◆ Aim of the exercise
Locate the string "this" in the listing below. Copy every line where it is found.

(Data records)
>>>>

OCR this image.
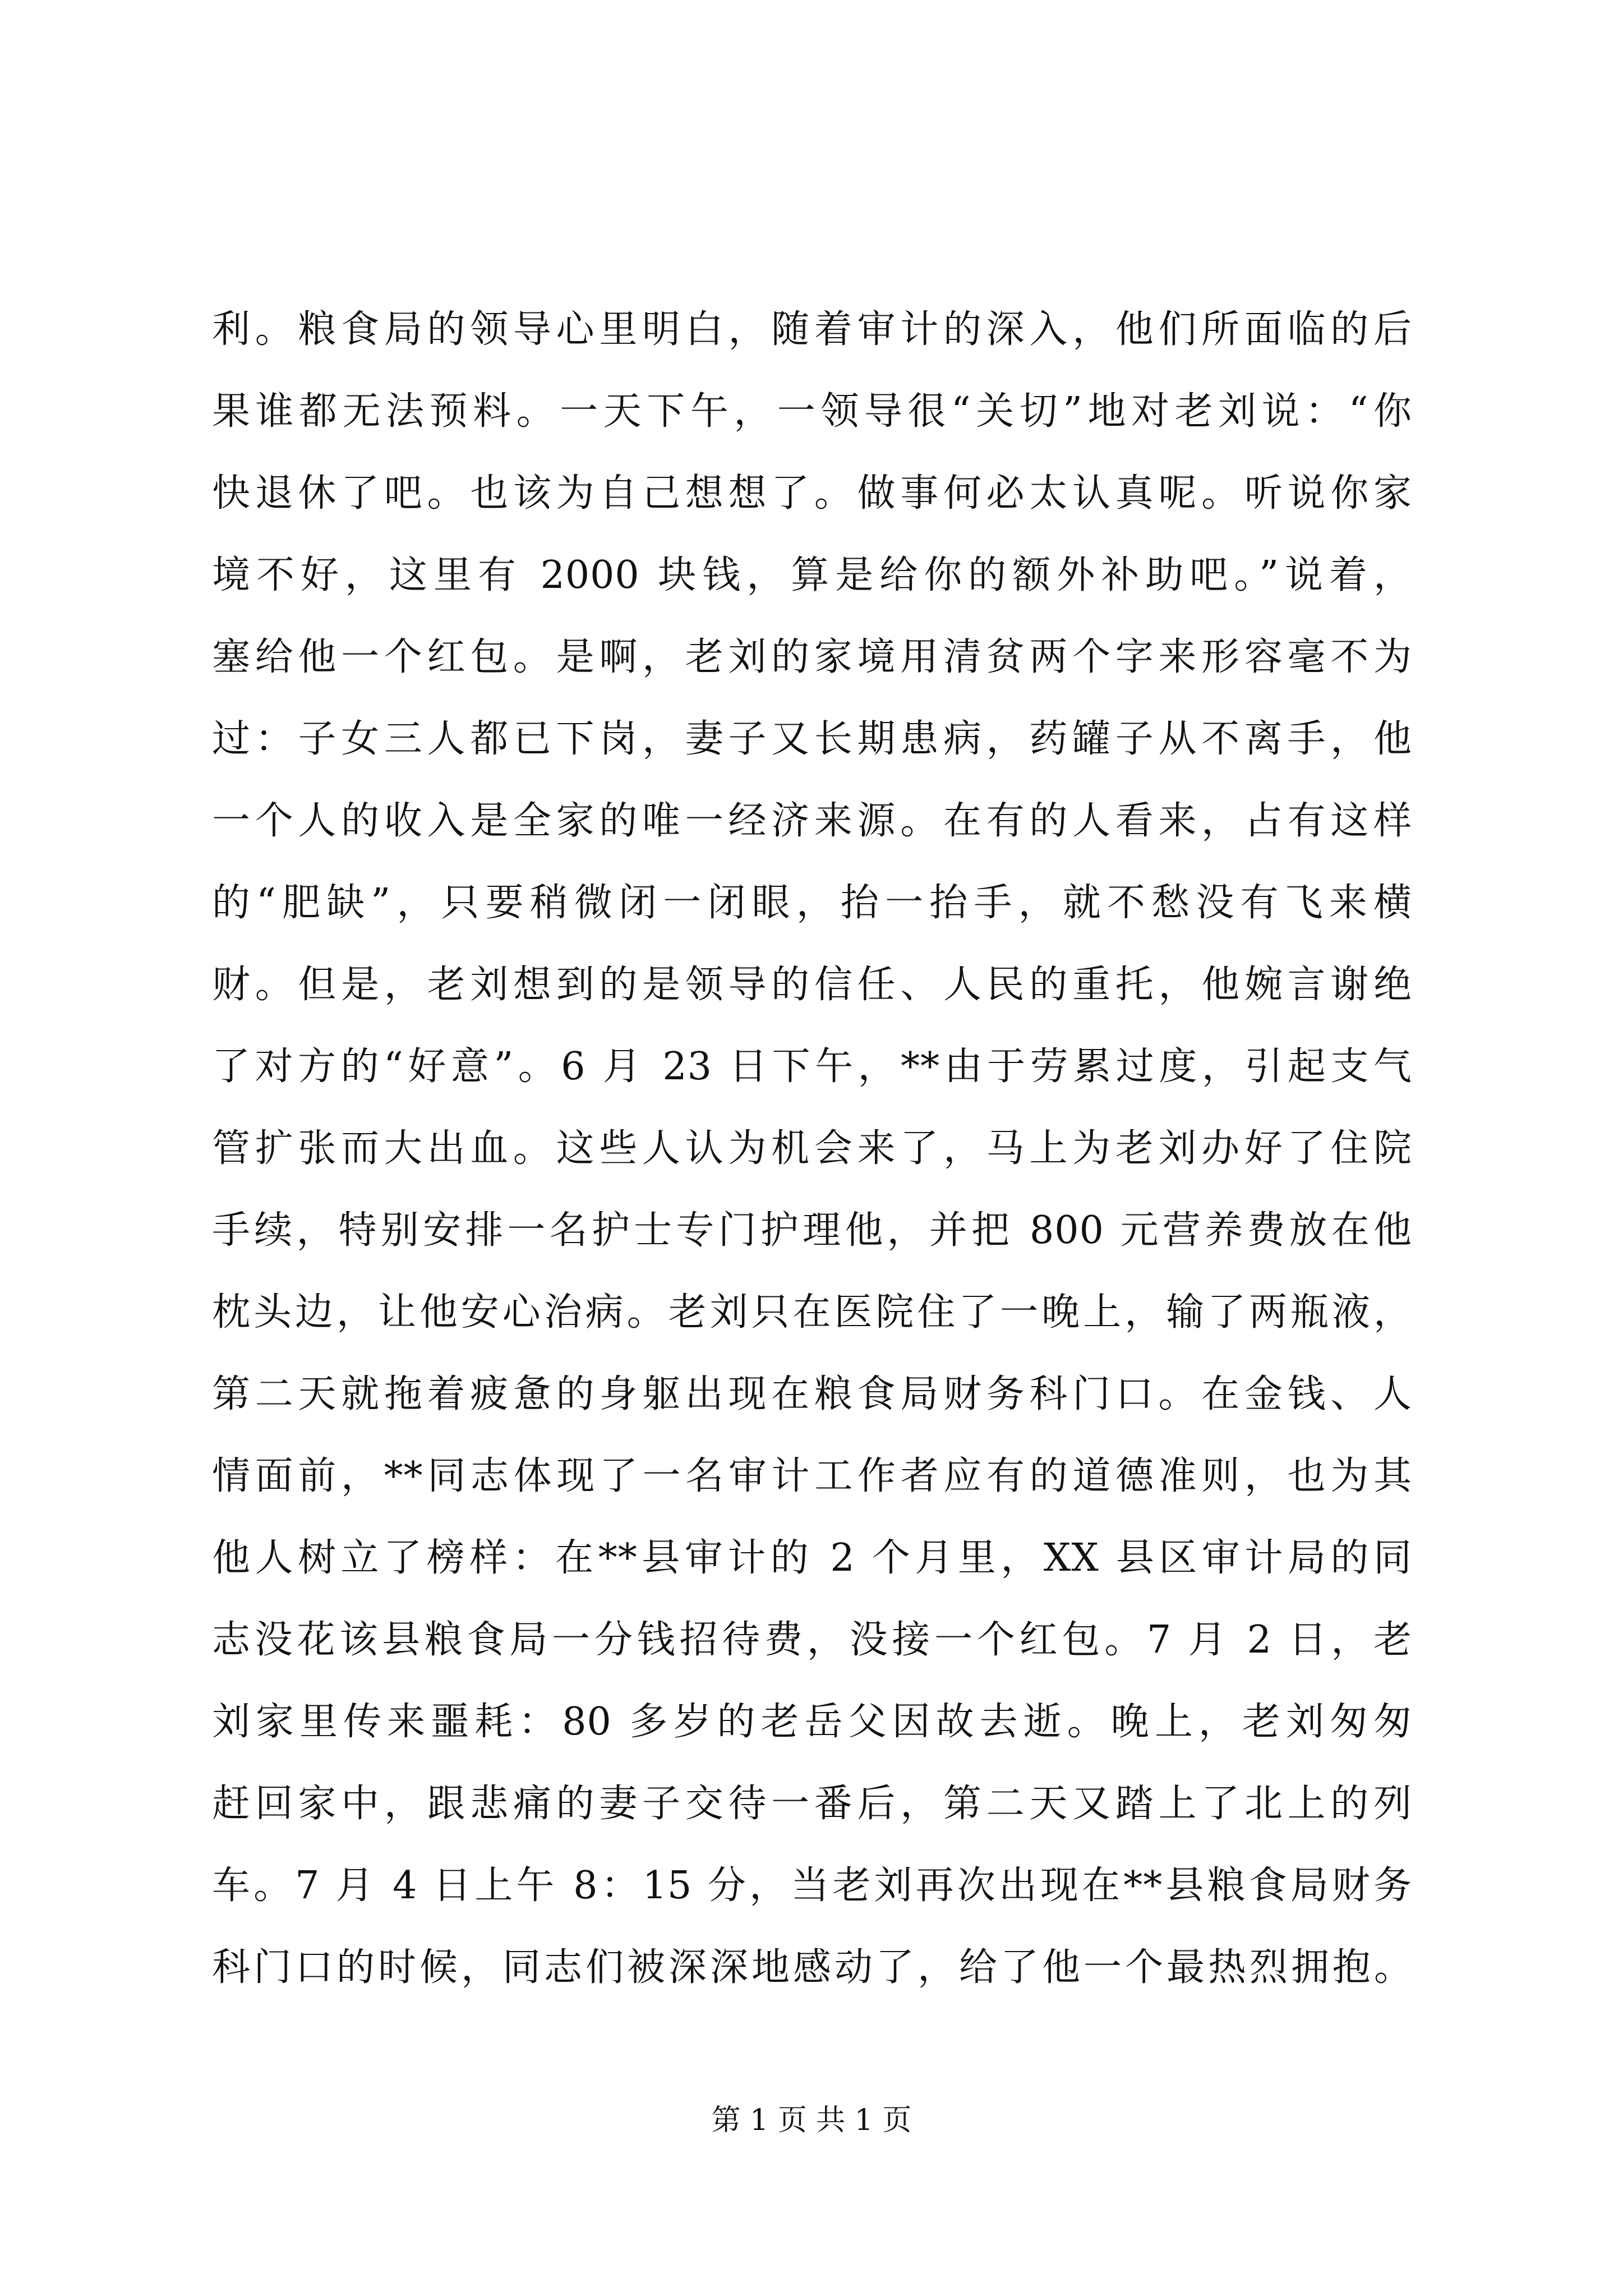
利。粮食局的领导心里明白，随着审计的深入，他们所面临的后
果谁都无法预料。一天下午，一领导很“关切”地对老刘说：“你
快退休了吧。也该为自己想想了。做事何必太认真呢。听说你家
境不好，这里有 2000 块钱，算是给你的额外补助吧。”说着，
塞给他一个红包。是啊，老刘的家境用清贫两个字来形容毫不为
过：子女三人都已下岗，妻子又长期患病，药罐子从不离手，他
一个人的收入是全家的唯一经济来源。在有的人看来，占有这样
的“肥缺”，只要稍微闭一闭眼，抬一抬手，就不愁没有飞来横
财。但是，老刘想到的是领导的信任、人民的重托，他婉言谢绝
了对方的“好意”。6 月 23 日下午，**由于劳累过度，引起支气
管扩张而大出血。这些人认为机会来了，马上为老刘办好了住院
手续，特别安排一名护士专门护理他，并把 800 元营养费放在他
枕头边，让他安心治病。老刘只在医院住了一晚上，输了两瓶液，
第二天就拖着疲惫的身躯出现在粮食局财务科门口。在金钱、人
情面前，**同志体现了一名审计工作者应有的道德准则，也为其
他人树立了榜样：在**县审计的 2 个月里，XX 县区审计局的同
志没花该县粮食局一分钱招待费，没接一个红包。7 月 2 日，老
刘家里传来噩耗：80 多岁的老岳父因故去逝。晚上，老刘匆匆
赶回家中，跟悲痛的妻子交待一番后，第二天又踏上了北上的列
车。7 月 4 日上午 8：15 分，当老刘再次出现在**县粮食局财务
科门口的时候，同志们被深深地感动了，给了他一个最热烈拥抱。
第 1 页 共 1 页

<<<<
>>>>

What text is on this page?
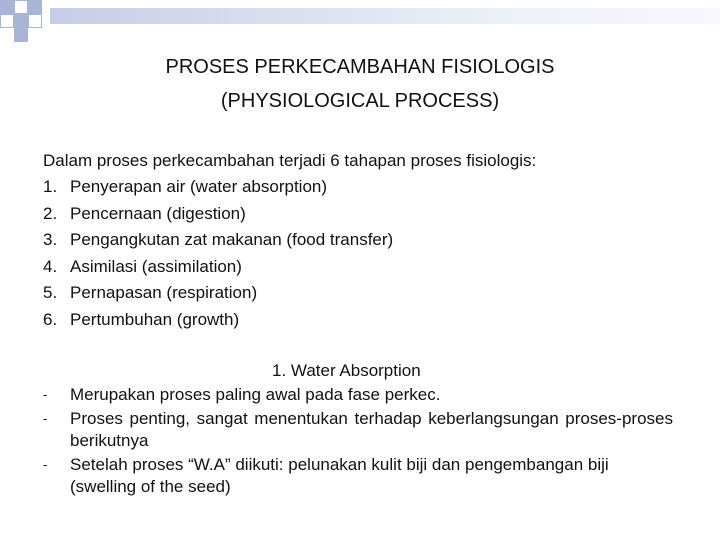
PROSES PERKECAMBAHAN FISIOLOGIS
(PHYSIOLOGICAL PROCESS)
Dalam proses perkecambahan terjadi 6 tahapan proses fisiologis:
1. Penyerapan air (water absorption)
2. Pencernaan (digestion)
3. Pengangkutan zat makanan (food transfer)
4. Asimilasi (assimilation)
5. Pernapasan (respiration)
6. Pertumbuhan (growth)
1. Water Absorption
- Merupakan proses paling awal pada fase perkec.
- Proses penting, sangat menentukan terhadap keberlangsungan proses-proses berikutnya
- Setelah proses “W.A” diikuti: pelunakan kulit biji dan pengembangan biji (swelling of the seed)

<<<<

◆ Final result
OCR this image.
What text is on this page?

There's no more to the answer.